Exercise objective: From the listing below, extract every line containing "this".

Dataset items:
= = = = =

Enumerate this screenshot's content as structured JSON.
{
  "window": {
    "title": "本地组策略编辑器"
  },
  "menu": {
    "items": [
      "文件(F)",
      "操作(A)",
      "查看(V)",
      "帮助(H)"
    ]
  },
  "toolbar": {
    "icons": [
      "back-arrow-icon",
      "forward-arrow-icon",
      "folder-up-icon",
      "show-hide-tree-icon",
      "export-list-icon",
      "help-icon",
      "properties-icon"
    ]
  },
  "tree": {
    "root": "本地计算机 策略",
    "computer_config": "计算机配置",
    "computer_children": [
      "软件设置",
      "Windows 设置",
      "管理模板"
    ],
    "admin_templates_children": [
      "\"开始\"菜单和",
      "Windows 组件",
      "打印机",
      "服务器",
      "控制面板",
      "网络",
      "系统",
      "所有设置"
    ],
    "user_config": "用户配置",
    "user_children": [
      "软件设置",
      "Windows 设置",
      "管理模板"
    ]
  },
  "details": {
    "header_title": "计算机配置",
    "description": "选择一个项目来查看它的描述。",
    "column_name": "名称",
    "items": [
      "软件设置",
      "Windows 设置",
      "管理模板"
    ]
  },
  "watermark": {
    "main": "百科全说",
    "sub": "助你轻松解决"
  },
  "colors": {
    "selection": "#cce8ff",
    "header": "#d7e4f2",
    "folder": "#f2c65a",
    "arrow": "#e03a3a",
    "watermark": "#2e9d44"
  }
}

= = = = =

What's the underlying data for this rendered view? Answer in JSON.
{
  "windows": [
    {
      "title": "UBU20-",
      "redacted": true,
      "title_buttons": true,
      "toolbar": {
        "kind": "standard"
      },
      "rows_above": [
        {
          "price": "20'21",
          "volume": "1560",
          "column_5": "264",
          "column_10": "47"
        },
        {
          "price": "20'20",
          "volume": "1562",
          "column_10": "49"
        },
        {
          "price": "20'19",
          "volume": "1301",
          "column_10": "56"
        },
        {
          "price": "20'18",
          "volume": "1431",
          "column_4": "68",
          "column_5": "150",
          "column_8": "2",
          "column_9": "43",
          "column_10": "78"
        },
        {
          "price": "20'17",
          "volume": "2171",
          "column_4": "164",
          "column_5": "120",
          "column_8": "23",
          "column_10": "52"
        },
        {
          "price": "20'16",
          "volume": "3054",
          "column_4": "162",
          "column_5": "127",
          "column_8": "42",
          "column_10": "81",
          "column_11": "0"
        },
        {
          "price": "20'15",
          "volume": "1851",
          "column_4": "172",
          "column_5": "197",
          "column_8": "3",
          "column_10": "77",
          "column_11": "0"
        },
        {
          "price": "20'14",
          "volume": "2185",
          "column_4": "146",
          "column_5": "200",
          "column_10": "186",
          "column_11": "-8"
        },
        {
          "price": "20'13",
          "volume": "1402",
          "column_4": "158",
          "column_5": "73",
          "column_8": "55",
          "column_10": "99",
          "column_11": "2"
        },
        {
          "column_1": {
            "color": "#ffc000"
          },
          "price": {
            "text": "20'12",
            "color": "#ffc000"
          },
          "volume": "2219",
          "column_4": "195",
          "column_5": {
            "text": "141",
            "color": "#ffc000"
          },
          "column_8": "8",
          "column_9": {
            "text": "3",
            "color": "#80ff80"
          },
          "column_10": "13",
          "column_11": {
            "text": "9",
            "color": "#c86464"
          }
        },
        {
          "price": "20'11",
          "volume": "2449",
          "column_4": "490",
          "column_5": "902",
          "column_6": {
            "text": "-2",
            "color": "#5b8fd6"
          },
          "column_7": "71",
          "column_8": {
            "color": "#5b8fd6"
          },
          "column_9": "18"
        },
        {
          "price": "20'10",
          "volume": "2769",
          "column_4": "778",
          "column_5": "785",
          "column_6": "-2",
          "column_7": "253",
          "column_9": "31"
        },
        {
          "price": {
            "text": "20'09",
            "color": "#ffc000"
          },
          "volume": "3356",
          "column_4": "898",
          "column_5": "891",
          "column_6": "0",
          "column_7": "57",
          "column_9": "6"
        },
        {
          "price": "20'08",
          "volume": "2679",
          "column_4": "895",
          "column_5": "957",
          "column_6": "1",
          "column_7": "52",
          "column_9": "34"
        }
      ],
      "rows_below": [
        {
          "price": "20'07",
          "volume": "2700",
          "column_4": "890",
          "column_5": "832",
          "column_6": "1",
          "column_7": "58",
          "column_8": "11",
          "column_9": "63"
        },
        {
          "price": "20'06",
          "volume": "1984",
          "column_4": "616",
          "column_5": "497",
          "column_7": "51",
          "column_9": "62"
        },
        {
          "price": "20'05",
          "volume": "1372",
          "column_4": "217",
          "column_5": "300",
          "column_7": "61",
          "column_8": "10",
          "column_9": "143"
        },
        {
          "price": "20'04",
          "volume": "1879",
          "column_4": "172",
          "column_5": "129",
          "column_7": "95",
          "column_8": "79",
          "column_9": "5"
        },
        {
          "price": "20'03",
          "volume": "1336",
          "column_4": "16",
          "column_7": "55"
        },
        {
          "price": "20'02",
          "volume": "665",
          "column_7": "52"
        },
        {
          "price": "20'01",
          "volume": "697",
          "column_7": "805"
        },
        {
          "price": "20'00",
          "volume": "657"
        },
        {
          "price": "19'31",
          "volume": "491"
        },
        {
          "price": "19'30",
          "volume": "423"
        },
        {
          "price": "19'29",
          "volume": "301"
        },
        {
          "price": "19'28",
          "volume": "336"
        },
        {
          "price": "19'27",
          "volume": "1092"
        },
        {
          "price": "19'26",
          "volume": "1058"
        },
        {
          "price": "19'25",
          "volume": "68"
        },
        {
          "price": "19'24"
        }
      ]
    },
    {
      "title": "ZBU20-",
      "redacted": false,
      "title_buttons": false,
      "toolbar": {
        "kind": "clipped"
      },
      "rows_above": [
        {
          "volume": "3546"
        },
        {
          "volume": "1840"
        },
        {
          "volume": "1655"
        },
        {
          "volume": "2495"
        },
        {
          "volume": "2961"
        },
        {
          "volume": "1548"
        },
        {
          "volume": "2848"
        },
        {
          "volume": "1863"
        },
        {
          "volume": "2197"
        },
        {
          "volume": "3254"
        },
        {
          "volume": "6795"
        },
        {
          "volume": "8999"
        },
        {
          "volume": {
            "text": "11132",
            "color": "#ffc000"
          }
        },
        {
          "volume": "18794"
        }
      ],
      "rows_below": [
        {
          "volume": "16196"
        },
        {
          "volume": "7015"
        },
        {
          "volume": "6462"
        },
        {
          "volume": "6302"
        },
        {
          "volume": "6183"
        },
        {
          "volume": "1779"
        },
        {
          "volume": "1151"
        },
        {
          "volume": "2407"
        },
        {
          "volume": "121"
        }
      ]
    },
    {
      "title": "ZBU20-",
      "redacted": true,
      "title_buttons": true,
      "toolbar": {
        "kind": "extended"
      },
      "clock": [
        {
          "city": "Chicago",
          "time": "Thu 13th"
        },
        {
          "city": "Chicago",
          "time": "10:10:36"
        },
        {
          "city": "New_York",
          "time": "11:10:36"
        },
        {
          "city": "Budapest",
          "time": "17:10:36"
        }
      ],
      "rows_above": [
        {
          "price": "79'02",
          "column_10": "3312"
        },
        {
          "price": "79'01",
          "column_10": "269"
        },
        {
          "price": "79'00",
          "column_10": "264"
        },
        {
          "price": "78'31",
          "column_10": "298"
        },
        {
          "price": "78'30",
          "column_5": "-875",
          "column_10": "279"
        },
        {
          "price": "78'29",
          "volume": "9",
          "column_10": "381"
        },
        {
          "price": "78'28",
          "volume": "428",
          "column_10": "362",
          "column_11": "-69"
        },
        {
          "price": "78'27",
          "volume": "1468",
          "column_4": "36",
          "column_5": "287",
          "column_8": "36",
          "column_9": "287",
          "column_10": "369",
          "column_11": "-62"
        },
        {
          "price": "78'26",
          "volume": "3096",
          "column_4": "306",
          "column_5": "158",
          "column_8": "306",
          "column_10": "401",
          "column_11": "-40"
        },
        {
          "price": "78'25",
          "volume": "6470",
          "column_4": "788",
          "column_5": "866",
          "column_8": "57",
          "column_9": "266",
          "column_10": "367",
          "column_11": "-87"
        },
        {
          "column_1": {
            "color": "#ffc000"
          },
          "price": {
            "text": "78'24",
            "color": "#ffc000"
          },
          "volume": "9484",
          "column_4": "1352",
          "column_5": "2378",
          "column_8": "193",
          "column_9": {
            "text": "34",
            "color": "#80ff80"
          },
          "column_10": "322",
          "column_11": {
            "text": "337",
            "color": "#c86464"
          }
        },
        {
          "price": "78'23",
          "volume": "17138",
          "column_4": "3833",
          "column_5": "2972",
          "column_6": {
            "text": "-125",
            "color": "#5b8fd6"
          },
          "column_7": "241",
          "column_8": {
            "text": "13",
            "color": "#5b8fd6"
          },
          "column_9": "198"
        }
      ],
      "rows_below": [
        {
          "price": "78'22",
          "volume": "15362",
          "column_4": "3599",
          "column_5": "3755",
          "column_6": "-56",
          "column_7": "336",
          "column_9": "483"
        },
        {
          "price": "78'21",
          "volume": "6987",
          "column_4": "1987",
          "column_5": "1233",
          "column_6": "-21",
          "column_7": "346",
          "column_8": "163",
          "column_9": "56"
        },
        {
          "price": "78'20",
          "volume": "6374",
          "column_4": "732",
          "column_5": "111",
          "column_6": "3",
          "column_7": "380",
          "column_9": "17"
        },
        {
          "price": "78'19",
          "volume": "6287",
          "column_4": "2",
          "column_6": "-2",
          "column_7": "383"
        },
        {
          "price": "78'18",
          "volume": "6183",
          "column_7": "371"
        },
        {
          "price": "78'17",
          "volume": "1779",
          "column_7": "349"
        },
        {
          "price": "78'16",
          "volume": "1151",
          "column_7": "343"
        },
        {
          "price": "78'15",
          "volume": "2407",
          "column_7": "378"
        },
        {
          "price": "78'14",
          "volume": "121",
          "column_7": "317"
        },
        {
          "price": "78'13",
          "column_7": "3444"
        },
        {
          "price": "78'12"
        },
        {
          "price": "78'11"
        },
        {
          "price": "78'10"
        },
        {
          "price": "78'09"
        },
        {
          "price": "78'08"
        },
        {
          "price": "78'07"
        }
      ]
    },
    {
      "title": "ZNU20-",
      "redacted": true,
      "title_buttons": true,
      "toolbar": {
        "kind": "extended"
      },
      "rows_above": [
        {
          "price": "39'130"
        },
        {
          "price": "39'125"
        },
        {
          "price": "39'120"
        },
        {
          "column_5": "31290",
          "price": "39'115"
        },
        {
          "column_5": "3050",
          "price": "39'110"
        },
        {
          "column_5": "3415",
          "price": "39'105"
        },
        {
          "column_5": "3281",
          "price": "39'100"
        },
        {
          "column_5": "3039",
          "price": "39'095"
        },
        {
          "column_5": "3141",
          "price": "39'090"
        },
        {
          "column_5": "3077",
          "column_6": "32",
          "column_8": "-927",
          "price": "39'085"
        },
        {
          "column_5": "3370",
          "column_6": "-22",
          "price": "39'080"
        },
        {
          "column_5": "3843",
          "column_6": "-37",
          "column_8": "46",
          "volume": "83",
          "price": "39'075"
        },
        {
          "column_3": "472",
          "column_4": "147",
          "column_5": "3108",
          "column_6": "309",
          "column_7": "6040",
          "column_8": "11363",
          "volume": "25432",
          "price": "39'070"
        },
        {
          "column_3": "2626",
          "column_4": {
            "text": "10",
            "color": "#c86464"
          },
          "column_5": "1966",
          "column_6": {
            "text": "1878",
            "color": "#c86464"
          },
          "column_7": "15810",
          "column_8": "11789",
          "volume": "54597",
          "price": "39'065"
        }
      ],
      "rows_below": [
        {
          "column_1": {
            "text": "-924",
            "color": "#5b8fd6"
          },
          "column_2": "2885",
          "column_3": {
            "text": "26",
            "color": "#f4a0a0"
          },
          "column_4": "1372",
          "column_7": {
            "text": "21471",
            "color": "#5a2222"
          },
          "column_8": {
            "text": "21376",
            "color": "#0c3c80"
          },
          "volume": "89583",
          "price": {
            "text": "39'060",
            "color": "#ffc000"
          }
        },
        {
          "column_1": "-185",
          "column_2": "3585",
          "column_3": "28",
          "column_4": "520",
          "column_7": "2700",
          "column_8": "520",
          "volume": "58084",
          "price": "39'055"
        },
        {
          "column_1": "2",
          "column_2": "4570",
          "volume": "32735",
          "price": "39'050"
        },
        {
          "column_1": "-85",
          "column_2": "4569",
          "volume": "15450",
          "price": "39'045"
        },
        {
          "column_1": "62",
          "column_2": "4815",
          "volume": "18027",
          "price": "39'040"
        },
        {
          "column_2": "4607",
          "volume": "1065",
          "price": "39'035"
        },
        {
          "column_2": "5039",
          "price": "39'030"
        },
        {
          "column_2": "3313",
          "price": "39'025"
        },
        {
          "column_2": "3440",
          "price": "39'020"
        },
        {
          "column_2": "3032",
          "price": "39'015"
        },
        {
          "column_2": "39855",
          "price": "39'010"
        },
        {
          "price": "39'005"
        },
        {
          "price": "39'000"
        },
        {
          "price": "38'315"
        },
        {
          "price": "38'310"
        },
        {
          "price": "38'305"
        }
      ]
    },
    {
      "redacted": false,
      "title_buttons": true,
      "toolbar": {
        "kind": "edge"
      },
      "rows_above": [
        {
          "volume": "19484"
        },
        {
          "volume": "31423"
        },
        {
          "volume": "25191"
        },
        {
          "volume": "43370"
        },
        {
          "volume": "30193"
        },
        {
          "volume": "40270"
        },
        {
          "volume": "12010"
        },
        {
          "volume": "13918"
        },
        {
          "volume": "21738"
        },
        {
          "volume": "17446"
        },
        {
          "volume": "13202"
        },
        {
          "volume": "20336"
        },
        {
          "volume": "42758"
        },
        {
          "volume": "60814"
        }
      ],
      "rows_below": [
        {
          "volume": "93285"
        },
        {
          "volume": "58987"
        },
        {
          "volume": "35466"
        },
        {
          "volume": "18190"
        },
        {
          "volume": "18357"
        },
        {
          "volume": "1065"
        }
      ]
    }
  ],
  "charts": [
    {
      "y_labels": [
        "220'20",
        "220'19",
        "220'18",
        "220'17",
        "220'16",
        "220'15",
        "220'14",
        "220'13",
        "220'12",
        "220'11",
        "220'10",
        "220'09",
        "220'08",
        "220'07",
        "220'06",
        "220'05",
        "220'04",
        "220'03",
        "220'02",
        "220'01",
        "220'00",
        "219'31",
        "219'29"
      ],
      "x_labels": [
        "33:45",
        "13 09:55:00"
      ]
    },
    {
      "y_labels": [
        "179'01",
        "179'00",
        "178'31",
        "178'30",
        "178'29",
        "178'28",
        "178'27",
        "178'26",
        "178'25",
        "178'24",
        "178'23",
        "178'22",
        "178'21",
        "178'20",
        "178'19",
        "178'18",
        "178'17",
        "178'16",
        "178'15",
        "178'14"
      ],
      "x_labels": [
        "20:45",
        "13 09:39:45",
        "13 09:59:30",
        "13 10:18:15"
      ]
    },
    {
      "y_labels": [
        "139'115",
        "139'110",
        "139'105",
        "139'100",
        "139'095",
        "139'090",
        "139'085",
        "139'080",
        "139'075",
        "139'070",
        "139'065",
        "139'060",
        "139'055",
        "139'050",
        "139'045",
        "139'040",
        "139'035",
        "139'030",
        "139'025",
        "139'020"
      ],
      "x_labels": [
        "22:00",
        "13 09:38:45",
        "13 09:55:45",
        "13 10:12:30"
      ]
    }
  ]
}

= = = = =

The completed task:
Enumerate this screenshot's content as structured JSON.
What's the underlying data for this rendered view? Answer in JSON.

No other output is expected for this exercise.